Your goal —
Among the entries, which lines carry the string "color"? Copy each of them.

Listed entries —
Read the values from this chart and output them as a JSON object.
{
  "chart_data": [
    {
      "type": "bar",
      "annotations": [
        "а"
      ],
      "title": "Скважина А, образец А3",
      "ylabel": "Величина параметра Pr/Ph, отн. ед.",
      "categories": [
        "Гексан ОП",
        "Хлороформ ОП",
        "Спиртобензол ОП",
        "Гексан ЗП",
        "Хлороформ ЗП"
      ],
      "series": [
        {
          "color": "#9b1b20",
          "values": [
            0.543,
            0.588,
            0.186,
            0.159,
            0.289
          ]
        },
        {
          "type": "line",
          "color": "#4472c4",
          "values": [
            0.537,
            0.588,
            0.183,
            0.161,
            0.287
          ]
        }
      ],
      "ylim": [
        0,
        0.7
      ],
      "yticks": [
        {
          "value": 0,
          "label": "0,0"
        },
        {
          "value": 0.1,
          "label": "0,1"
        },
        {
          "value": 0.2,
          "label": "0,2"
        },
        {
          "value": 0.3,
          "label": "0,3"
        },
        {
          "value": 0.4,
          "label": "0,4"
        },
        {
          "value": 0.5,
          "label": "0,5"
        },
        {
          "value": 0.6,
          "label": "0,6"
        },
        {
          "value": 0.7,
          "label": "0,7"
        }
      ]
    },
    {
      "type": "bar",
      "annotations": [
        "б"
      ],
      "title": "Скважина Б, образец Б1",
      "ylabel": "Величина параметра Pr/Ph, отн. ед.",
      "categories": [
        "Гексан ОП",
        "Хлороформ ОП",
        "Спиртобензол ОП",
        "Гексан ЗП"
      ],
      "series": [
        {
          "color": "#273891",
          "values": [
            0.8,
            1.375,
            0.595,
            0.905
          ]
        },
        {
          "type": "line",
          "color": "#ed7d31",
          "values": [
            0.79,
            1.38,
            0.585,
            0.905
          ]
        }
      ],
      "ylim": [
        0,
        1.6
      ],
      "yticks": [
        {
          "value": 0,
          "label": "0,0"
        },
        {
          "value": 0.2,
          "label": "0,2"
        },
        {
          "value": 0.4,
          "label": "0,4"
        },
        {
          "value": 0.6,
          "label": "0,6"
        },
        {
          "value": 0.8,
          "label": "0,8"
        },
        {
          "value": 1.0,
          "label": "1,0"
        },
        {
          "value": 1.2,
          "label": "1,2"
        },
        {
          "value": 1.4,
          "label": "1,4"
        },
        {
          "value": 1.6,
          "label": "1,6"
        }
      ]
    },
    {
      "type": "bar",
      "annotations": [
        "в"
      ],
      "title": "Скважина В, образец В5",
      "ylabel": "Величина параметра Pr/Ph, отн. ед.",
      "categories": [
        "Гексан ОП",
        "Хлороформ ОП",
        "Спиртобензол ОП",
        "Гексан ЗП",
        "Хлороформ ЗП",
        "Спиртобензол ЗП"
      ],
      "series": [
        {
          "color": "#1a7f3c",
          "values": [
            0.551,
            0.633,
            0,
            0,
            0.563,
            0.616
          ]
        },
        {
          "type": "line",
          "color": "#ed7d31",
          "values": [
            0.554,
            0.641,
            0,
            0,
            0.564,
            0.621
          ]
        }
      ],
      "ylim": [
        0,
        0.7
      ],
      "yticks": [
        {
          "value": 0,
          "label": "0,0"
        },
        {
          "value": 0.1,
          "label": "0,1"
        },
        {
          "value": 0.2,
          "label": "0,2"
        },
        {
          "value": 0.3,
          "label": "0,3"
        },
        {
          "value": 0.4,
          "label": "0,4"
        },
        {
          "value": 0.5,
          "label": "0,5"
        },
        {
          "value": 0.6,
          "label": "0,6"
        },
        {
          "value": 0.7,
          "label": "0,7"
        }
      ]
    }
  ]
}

Response to this exercise —
          "color": "#9b1b20",
          "color": "#4472c4",
          "color": "#273891",
          "color": "#ed7d31",
          "color": "#1a7f3c",
          "color": "#ed7d31",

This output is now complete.